**Data in this exercise:**
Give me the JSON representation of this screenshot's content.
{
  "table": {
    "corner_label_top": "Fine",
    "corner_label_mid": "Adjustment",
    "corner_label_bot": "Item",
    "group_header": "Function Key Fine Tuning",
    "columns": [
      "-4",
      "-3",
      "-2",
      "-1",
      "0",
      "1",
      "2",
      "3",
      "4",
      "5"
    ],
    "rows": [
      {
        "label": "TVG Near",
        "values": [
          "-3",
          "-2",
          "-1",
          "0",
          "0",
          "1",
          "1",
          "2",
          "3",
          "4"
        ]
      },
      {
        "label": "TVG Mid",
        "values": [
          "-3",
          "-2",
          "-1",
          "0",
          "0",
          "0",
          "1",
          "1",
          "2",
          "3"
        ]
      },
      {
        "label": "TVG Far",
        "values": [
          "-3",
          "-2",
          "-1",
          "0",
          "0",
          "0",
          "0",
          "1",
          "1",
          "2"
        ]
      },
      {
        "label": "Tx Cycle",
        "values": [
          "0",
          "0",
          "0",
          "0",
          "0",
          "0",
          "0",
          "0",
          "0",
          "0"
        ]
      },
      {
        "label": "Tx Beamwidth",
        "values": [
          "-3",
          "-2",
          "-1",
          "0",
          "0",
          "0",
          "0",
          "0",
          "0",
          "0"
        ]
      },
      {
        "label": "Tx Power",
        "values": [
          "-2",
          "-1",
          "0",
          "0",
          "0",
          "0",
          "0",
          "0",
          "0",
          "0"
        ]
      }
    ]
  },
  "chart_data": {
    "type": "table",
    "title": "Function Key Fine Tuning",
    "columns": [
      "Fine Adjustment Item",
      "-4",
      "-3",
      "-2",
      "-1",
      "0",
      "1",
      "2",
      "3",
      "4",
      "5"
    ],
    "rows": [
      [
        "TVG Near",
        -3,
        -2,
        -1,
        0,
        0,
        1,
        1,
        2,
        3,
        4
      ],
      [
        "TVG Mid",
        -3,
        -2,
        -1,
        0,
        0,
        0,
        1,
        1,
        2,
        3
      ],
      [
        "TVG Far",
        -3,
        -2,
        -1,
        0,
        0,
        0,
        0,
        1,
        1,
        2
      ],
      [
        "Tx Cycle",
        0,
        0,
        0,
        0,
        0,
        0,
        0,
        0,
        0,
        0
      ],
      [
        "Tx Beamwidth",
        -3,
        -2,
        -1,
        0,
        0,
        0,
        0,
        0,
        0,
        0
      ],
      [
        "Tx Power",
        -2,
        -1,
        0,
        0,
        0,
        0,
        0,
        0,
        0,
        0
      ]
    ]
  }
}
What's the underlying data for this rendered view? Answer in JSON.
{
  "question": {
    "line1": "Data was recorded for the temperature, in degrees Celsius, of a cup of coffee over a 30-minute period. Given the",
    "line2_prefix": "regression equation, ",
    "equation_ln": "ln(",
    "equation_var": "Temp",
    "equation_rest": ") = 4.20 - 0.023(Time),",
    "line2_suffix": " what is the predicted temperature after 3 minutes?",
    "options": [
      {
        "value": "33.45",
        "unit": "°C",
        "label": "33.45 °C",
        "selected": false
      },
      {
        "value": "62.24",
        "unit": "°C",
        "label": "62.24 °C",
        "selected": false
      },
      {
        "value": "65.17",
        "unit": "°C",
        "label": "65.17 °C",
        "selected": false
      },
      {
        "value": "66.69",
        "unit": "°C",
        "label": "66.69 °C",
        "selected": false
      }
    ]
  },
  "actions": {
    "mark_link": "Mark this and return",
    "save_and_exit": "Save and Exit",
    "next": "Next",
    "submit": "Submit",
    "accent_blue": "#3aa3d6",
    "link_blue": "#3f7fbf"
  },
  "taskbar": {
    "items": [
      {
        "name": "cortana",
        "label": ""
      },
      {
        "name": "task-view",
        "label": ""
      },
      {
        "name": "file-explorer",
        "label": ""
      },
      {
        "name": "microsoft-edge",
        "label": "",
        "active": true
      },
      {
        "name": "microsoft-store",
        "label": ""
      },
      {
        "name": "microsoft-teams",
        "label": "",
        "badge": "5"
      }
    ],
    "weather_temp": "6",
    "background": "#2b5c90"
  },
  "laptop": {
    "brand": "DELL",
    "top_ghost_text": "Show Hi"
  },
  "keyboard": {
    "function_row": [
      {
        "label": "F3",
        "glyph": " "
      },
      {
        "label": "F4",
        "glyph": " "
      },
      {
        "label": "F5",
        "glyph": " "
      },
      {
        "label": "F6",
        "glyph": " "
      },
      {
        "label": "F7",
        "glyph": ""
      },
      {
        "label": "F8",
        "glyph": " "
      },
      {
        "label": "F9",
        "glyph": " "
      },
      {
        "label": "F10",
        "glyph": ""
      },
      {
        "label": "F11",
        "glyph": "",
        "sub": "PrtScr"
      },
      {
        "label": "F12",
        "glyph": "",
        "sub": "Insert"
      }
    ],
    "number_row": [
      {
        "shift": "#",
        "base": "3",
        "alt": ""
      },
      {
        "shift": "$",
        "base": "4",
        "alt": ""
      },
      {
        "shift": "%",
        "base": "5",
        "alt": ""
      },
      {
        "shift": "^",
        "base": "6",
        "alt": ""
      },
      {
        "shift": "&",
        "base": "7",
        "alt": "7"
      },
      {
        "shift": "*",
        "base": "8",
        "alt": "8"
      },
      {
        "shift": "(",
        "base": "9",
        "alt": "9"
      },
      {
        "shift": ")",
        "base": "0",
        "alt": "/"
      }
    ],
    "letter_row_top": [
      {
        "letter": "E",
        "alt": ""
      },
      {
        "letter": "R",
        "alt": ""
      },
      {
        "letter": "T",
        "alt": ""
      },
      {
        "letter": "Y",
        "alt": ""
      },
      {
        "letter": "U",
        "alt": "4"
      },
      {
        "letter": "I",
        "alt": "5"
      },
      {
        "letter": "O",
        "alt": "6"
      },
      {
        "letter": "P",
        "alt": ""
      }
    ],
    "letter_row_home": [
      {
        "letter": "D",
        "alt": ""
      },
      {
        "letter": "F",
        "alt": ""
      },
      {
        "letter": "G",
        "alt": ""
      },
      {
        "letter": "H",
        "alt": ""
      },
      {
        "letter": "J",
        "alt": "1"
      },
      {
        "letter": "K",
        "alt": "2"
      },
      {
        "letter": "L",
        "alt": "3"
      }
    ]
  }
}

**Aim:**
Return the listing above word for word.

**Written response:**
Give me the JSON representation of this screenshot's content.
{
  "table": {
    "corner_label_top": "Fine",
    "corner_label_mid": "Adjustment",
    "corner_label_bot": "Item",
    "group_header": "Function Key Fine Tuning",
    "columns": [
      "-4",
      "-3",
      "-2",
      "-1",
      "0",
      "1",
      "2",
      "3",
      "4",
      "5"
    ],
    "rows": [
      {
        "label": "TVG Near",
        "values": [
          "-3",
          "-2",
          "-1",
          "0",
          "0",
          "1",
          "1",
          "2",
          "3",
          "4"
        ]
      },
      {
        "label": "TVG Mid",
        "values": [
          "-3",
          "-2",
          "-1",
          "0",
          "0",
          "0",
          "1",
          "1",
          "2",
          "3"
        ]
      },
      {
        "label": "TVG Far",
        "values": [
          "-3",
          "-2",
          "-1",
          "0",
          "0",
          "0",
          "0",
          "1",
          "1",
          "2"
        ]
      },
      {
        "label": "Tx Cycle",
        "values": [
          "0",
          "0",
          "0",
          "0",
          "0",
          "0",
          "0",
          "0",
          "0",
          "0"
        ]
      },
      {
        "label": "Tx Beamwidth",
        "values": [
          "-3",
          "-2",
          "-1",
          "0",
          "0",
          "0",
          "0",
          "0",
          "0",
          "0"
        ]
      },
      {
        "label": "Tx Power",
        "values": [
          "-2",
          "-1",
          "0",
          "0",
          "0",
          "0",
          "0",
          "0",
          "0",
          "0"
        ]
      }
    ]
  },
  "chart_data": {
    "type": "table",
    "title": "Function Key Fine Tuning",
    "columns": [
      "Fine Adjustment Item",
      "-4",
      "-3",
      "-2",
      "-1",
      "0",
      "1",
      "2",
      "3",
      "4",
      "5"
    ],
    "rows": [
      [
        "TVG Near",
        -3,
        -2,
        -1,
        0,
        0,
        1,
        1,
        2,
        3,
        4
      ],
      [
        "TVG Mid",
        -3,
        -2,
        -1,
        0,
        0,
        0,
        1,
        1,
        2,
        3
      ],
      [
        "TVG Far",
        -3,
        -2,
        -1,
        0,
        0,
        0,
        0,
        1,
        1,
        2
      ],
      [
        "Tx Cycle",
        0,
        0,
        0,
        0,
        0,
        0,
        0,
        0,
        0,
        0
      ],
      [
        "Tx Beamwidth",
        -3,
        -2,
        -1,
        0,
        0,
        0,
        0,
        0,
        0,
        0
      ],
      [
        "Tx Power",
        -2,
        -1,
        0,
        0,
        0,
        0,
        0,
        0,
        0,
        0
      ]
    ]
  }
}
What's the underlying data for this rendered view? Answer in JSON.
{
  "question": {
    "line1": "Data was recorded for the temperature, in degrees Celsius, of a cup of coffee over a 30-minute period. Given the",
    "line2_prefix": "regression equation, ",
    "equation_ln": "ln(",
    "equation_var": "Temp",
    "equation_rest": ") = 4.20 - 0.023(Time),",
    "line2_suffix": " what is the predicted temperature after 3 minutes?",
    "options": [
      {
        "value": "33.45",
        "unit": "°C",
        "label": "33.45 °C",
        "selected": false
      },
      {
        "value": "62.24",
        "unit": "°C",
        "label": "62.24 °C",
        "selected": false
      },
      {
        "value": "65.17",
        "unit": "°C",
        "label": "65.17 °C",
        "selected": false
      },
      {
        "value": "66.69",
        "unit": "°C",
        "label": "66.69 °C",
        "selected": false
      }
    ]
  },
  "actions": {
    "mark_link": "Mark this and return",
    "save_and_exit": "Save and Exit",
    "next": "Next",
    "submit": "Submit",
    "accent_blue": "#3aa3d6",
    "link_blue": "#3f7fbf"
  },
  "taskbar": {
    "items": [
      {
        "name": "cortana",
        "label": ""
      },
      {
        "name": "task-view",
        "label": ""
      },
      {
        "name": "file-explorer",
        "label": ""
      },
      {
        "name": "microsoft-edge",
        "label": "",
        "active": true
      },
      {
        "name": "microsoft-store",
        "label": ""
      },
      {
        "name": "microsoft-teams",
        "label": "",
        "badge": "5"
      }
    ],
    "weather_temp": "6",
    "background": "#2b5c90"
  },
  "laptop": {
    "brand": "DELL",
    "top_ghost_text": "Show Hi"
  },
  "keyboard": {
    "function_row": [
      {
        "label": "F3",
        "glyph": " "
      },
      {
        "label": "F4",
        "glyph": " "
      },
      {
        "label": "F5",
        "glyph": " "
      },
      {
        "label": "F6",
        "glyph": " "
      },
      {
        "label": "F7",
        "glyph": ""
      },
      {
        "label": "F8",
        "glyph": " "
      },
      {
        "label": "F9",
        "glyph": " "
      },
      {
        "label": "F10",
        "glyph": ""
      },
      {
        "label": "F11",
        "glyph": "",
        "sub": "PrtScr"
      },
      {
        "label": "F12",
        "glyph": "",
        "sub": "Insert"
      }
    ],
    "number_row": [
      {
        "shift": "#",
        "base": "3",
        "alt": ""
      },
      {
        "shift": "$",
        "base": "4",
        "alt": ""
      },
      {
        "shift": "%",
        "base": "5",
        "alt": ""
      },
      {
        "shift": "^",
        "base": "6",
        "alt": ""
      },
      {
        "shift": "&",
        "base": "7",
        "alt": "7"
      },
      {
        "shift": "*",
        "base": "8",
        "alt": "8"
      },
      {
        "shift": "(",
        "base": "9",
        "alt": "9"
      },
      {
        "shift": ")",
        "base": "0",
        "alt": "/"
      }
    ],
    "letter_row_top": [
      {
        "letter": "E",
        "alt": ""
      },
      {
        "letter": "R",
        "alt": ""
      },
      {
        "letter": "T",
        "alt": ""
      },
      {
        "letter": "Y",
        "alt": ""
      },
      {
        "letter": "U",
        "alt": "4"
      },
      {
        "letter": "I",
        "alt": "5"
      },
      {
        "letter": "O",
        "alt": "6"
      },
      {
        "letter": "P",
        "alt": ""
      }
    ],
    "letter_row_home": [
      {
        "letter": "D",
        "alt": ""
      },
      {
        "letter": "F",
        "alt": ""
      },
      {
        "letter": "G",
        "alt": ""
      },
      {
        "letter": "H",
        "alt": ""
      },
      {
        "letter": "J",
        "alt": "1"
      },
      {
        "letter": "K",
        "alt": "2"
      },
      {
        "letter": "L",
        "alt": "3"
      }
    ]
  }
}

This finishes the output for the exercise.